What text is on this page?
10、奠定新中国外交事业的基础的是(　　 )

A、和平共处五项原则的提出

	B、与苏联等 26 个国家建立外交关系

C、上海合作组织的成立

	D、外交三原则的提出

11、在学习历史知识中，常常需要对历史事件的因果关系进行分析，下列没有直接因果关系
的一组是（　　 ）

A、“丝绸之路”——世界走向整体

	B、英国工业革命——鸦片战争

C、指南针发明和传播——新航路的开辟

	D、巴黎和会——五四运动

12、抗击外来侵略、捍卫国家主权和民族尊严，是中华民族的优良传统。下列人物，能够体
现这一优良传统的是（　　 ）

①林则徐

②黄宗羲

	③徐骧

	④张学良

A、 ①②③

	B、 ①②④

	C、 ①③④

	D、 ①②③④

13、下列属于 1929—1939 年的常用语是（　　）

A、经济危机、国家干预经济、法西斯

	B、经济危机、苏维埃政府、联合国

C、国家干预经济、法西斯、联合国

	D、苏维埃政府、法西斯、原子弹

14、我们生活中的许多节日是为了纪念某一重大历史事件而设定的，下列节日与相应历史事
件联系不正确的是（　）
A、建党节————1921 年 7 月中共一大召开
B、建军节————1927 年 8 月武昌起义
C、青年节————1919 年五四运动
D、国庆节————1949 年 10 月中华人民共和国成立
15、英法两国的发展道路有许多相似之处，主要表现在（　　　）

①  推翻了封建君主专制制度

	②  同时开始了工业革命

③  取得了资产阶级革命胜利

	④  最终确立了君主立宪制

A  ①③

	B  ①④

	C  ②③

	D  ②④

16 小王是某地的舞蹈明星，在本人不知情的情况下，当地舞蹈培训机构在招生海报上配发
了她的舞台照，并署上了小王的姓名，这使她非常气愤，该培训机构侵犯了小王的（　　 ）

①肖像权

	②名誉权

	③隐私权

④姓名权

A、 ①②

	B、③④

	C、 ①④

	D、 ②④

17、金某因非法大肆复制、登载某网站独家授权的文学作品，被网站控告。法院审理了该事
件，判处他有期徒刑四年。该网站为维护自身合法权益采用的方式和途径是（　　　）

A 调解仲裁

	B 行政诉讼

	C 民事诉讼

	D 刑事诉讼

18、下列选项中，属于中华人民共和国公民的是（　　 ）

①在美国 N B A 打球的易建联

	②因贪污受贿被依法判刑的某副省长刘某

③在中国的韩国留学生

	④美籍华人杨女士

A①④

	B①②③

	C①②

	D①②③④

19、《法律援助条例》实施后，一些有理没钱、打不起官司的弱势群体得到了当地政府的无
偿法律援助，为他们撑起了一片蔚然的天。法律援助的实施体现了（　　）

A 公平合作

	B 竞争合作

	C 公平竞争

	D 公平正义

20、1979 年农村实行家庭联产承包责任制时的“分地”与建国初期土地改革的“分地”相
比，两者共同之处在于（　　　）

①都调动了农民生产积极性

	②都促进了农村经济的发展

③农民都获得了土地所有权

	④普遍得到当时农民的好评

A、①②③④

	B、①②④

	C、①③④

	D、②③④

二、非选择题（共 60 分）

..........

> _What you will do_
Print all the data exactly.

> _The response_
What text is on this page?
10、奠定新中国外交事业的基础的是(　　 )

A、和平共处五项原则的提出

	B、与苏联等 26 个国家建立外交关系

C、上海合作组织的成立

	D、外交三原则的提出

11、在学习历史知识中，常常需要对历史事件的因果关系进行分析，下列没有直接因果关系
的一组是（　　 ）

A、“丝绸之路”——世界走向整体

	B、英国工业革命——鸦片战争

C、指南针发明和传播——新航路的开辟

	D、巴黎和会——五四运动

12、抗击外来侵略、捍卫国家主权和民族尊严，是中华民族的优良传统。下列人物，能够体
现这一优良传统的是（　　 ）

①林则徐

②黄宗羲

	③徐骧

	④张学良

A、 ①②③

	B、 ①②④

	C、 ①③④

	D、 ①②③④

13、下列属于 1929—1939 年的常用语是（　　）

A、经济危机、国家干预经济、法西斯

	B、经济危机、苏维埃政府、联合国

C、国家干预经济、法西斯、联合国

	D、苏维埃政府、法西斯、原子弹

14、我们生活中的许多节日是为了纪念某一重大历史事件而设定的，下列节日与相应历史事
件联系不正确的是（　）
A、建党节————1921 年 7 月中共一大召开
B、建军节————1927 年 8 月武昌起义
C、青年节————1919 年五四运动
D、国庆节————1949 年 10 月中华人民共和国成立
15、英法两国的发展道路有许多相似之处，主要表现在（　　　）

①  推翻了封建君主专制制度

	②  同时开始了工业革命

③  取得了资产阶级革命胜利

	④  最终确立了君主立宪制

A  ①③

	B  ①④

	C  ②③

	D  ②④

16 小王是某地的舞蹈明星，在本人不知情的情况下，当地舞蹈培训机构在招生海报上配发
了她的舞台照，并署上了小王的姓名，这使她非常气愤，该培训机构侵犯了小王的（　　 ）

①肖像权

	②名誉权

	③隐私权

④姓名权

A、 ①②

	B、③④

	C、 ①④

	D、 ②④

17、金某因非法大肆复制、登载某网站独家授权的文学作品，被网站控告。法院审理了该事
件，判处他有期徒刑四年。该网站为维护自身合法权益采用的方式和途径是（　　　）

A 调解仲裁

	B 行政诉讼

	C 民事诉讼

	D 刑事诉讼

18、下列选项中，属于中华人民共和国公民的是（　　 ）

①在美国 N B A 打球的易建联

	②因贪污受贿被依法判刑的某副省长刘某

③在中国的韩国留学生

	④美籍华人杨女士

A①④

	B①②③

	C①②

	D①②③④

19、《法律援助条例》实施后，一些有理没钱、打不起官司的弱势群体得到了当地政府的无
偿法律援助，为他们撑起了一片蔚然的天。法律援助的实施体现了（　　）

A 公平合作

	B 竞争合作

	C 公平竞争

	D 公平正义

20、1979 年农村实行家庭联产承包责任制时的“分地”与建国初期土地改革的“分地”相
比，两者共同之处在于（　　　）

①都调动了农民生产积极性

	②都促进了农村经济的发展

③农民都获得了土地所有权

	④普遍得到当时农民的好评

A、①②③④

	B、①②④

	C、①③④

	D、②③④

二、非选择题（共 60 分）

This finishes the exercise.